Data items

+ + +

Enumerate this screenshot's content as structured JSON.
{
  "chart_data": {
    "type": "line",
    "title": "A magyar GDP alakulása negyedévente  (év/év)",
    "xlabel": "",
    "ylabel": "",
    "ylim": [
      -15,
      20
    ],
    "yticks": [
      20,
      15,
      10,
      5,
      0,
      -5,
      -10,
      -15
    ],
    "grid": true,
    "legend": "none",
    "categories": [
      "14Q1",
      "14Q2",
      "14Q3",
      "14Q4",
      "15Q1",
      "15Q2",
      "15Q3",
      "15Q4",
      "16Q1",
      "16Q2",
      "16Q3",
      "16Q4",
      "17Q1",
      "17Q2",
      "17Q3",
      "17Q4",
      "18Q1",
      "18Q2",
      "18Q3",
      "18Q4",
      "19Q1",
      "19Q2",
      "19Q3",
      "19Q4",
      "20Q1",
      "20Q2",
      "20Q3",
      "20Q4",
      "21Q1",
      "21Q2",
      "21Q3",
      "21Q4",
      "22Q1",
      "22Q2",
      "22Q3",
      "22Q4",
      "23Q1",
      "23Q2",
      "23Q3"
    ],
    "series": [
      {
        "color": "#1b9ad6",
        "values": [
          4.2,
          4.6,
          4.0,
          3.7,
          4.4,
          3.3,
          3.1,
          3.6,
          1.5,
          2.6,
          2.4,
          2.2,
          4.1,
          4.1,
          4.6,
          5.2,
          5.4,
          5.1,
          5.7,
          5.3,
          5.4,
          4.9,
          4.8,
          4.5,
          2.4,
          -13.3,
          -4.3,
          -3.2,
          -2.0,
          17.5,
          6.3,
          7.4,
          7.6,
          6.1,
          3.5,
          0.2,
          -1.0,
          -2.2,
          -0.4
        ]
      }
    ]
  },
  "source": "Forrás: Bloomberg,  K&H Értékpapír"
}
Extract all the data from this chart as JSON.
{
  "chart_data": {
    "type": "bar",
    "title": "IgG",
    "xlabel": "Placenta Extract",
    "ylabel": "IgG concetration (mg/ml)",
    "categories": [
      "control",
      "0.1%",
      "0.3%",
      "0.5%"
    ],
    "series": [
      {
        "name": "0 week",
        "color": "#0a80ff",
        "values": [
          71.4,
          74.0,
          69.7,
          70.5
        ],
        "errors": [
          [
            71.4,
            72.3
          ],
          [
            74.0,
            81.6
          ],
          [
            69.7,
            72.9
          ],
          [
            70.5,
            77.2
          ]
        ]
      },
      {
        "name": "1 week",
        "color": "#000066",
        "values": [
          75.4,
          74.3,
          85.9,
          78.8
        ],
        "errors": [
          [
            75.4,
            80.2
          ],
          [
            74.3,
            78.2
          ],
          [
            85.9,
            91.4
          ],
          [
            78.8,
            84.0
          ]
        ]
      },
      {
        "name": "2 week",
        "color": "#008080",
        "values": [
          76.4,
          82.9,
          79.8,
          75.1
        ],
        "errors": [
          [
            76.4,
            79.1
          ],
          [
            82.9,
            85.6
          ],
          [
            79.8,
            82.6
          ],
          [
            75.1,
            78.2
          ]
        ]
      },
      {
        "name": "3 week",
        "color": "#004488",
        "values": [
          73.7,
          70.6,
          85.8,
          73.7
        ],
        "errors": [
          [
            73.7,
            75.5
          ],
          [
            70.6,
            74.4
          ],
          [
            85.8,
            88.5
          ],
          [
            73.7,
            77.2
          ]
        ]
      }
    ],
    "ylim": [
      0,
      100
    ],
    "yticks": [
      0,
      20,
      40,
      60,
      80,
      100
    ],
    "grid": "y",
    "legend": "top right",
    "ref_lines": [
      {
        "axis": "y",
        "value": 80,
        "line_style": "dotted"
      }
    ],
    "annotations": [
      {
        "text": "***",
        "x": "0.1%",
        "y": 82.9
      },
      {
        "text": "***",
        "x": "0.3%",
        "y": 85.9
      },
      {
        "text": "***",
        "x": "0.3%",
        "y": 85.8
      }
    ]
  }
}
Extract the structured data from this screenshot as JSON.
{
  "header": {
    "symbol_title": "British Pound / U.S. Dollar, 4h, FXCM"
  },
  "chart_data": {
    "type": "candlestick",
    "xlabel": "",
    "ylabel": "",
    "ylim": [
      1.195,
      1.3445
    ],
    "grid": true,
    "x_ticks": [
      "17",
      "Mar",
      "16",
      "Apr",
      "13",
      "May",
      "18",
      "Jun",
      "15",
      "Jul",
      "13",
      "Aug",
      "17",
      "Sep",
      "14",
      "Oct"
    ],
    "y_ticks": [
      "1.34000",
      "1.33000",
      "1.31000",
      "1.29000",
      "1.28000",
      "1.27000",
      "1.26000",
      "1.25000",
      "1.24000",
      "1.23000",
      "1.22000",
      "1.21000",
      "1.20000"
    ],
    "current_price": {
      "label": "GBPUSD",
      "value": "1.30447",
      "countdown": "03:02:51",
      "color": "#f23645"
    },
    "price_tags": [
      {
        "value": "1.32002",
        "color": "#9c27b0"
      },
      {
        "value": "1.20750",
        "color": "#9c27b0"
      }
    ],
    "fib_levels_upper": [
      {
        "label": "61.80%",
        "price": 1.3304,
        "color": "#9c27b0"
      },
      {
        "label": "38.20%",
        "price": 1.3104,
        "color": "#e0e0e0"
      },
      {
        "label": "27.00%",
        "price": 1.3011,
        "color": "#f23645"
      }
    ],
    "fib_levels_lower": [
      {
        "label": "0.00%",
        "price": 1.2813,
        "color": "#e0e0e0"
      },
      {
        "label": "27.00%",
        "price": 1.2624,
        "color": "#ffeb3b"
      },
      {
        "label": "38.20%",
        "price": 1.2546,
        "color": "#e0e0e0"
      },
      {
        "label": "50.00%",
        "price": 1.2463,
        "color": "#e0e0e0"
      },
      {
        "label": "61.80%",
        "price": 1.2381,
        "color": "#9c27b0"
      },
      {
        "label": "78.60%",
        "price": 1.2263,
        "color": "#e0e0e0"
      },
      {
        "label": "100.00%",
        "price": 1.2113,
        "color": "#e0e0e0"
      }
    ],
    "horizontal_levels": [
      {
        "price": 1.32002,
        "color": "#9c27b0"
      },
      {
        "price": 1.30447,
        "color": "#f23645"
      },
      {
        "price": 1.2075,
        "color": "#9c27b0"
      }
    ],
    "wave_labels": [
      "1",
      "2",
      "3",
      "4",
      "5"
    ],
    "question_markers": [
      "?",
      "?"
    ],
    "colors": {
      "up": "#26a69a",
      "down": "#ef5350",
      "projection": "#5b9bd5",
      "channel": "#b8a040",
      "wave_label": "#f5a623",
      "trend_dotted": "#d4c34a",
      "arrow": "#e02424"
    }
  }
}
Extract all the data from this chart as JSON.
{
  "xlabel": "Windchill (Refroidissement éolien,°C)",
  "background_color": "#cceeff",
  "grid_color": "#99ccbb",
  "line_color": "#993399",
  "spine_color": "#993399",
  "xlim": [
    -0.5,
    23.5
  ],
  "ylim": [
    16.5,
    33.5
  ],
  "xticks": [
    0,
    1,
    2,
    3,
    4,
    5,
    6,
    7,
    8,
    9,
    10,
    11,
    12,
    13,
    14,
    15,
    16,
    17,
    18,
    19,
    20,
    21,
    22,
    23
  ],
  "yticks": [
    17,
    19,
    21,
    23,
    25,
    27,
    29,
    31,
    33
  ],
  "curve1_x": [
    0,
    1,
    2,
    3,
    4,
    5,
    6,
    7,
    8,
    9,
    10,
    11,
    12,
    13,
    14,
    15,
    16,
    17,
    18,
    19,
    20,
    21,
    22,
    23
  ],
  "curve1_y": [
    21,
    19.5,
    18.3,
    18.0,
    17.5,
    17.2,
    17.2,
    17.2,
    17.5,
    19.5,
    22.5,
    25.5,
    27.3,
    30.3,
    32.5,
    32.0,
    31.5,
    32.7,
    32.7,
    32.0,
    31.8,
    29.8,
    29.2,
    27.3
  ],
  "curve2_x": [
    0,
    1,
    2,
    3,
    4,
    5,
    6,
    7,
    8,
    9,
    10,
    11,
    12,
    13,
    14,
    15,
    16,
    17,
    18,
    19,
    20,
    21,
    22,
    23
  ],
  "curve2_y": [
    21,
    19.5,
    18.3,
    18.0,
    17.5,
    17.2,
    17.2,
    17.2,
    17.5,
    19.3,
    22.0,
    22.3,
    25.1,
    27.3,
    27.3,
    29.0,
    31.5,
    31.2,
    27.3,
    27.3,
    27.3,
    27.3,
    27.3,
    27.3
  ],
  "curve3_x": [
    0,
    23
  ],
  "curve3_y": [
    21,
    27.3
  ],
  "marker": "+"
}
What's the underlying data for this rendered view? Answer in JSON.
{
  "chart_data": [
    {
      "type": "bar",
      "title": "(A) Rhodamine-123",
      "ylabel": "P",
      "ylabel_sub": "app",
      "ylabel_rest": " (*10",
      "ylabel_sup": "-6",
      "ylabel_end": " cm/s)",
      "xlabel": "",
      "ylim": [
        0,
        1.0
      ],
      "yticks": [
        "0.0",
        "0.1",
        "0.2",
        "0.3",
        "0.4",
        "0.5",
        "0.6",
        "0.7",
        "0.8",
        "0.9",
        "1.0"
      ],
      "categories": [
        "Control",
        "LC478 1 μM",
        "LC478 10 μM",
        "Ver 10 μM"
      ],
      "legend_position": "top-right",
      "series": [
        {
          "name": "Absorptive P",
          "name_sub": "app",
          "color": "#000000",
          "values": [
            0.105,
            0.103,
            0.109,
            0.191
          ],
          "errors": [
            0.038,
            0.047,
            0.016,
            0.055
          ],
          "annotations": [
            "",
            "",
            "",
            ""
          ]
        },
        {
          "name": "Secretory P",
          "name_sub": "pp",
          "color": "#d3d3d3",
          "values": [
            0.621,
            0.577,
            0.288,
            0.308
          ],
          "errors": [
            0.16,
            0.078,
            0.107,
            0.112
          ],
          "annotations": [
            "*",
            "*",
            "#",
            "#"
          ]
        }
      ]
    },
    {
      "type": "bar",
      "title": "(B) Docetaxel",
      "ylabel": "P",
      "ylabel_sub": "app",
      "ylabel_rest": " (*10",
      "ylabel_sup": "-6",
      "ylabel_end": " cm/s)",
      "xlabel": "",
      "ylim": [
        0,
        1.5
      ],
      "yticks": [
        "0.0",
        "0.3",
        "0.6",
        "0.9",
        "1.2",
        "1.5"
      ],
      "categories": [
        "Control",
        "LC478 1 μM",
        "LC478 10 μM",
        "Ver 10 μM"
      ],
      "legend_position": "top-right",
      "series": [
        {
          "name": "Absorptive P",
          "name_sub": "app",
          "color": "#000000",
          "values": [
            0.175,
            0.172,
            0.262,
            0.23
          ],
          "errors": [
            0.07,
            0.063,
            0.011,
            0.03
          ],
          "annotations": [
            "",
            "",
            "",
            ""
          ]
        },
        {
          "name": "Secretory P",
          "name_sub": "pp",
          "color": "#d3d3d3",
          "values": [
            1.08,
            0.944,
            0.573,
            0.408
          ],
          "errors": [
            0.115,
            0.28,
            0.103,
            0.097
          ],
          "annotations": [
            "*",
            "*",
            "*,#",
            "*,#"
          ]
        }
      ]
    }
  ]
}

+ + +

(Your task)
Extract each line from the entries above that contains the string "type".

(Result for this exercise)
    "type": "line",
    "type": "bar",
    "type": "candlestick",
      "type": "bar",
      "type": "bar",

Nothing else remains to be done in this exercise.